▸ Given exercise: Repeat every line of the data exactly, but not the pictures.

▸ Records supplied:
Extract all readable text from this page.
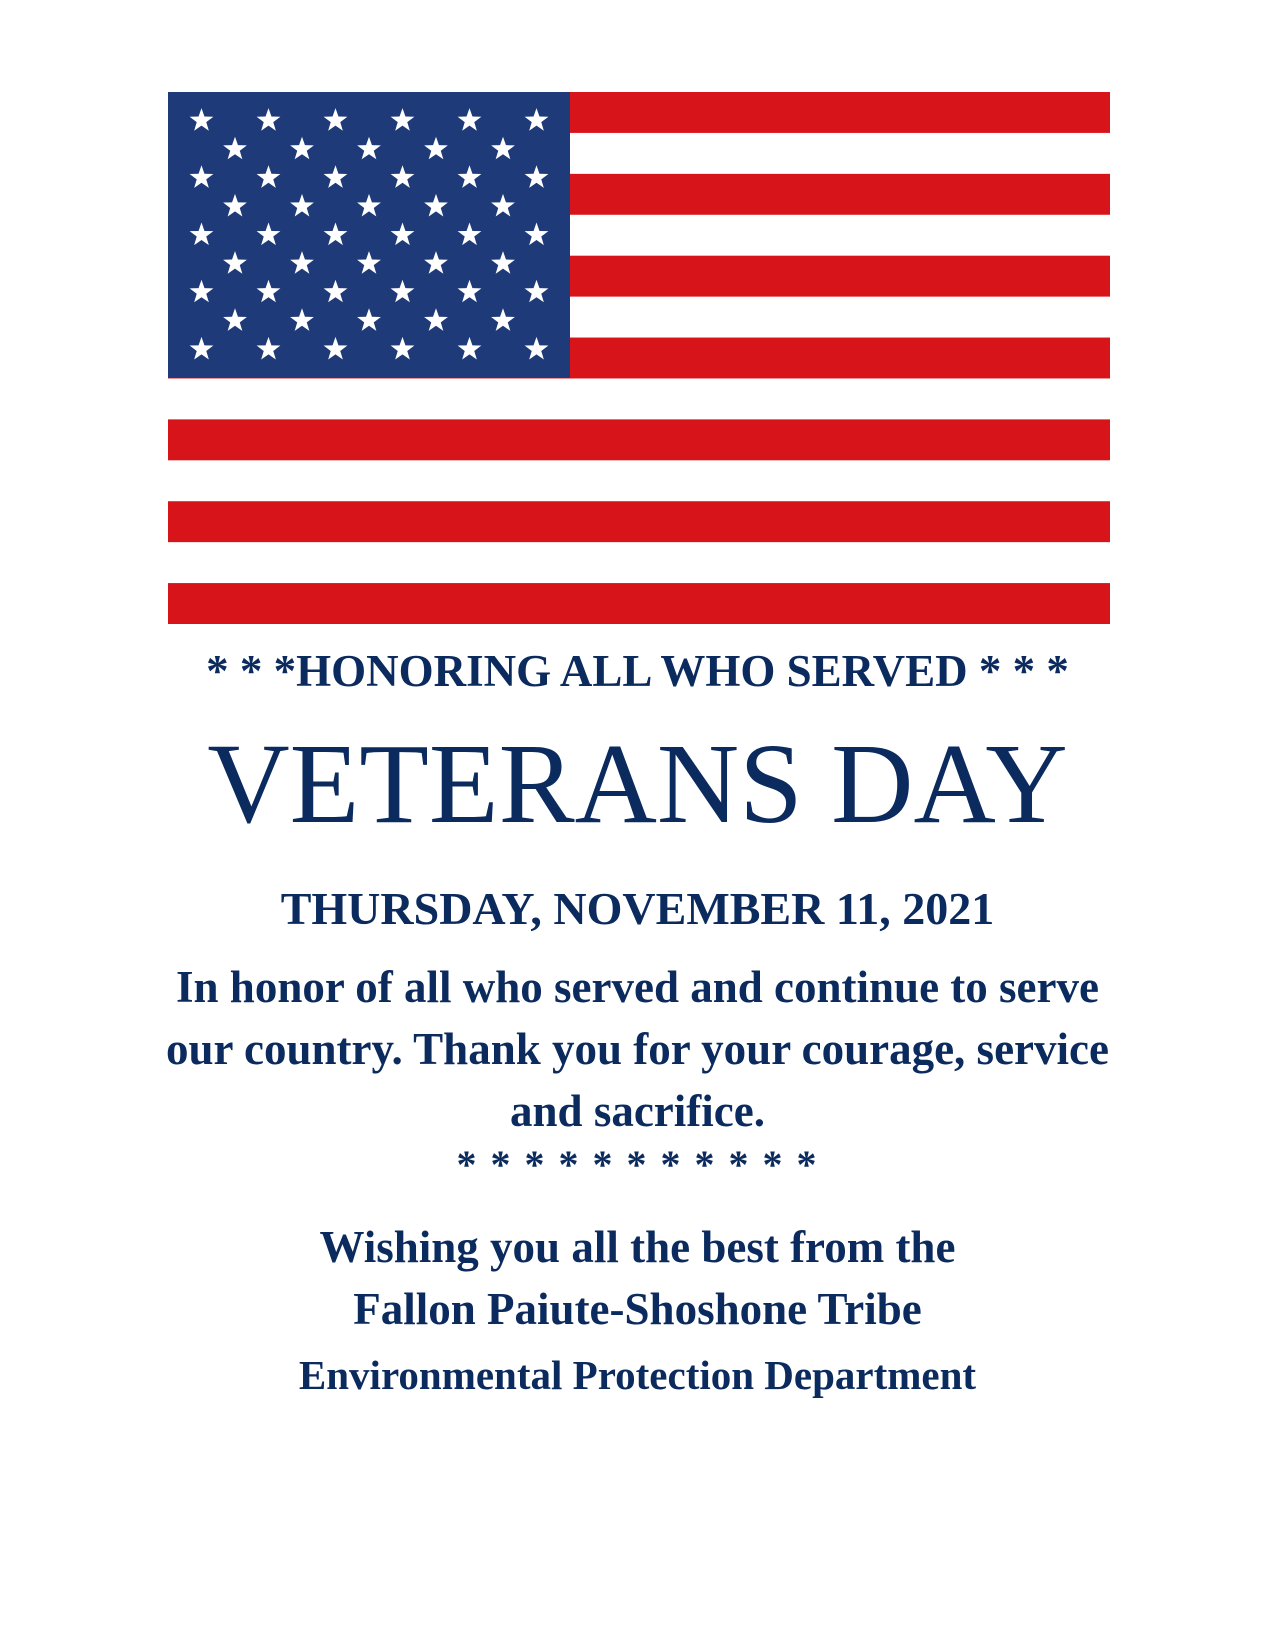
* * *HONORING ALL WHO SERVED * * *
VETERANS DAY
THURSDAY, NOVEMBER 11, 2021
In honor of all who served and continue to serve
our country. Thank you for your courage, service
and sacrifice.
* * * * * * * * * * *
Wishing you all the best from the
Fallon Paiute-Shoshone Tribe
Environmental Protection Department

▸ Response:
Extract all readable text from this page.
* * *HONORING ALL WHO SERVED * * *
VETERANS DAY
THURSDAY, NOVEMBER 11, 2021
In honor of all who served and continue to serve
our country. Thank you for your courage, service
and sacrifice.
* * * * * * * * * * *
Wishing you all the best from the
Fallon Paiute-Shoshone Tribe
Environmental Protection Department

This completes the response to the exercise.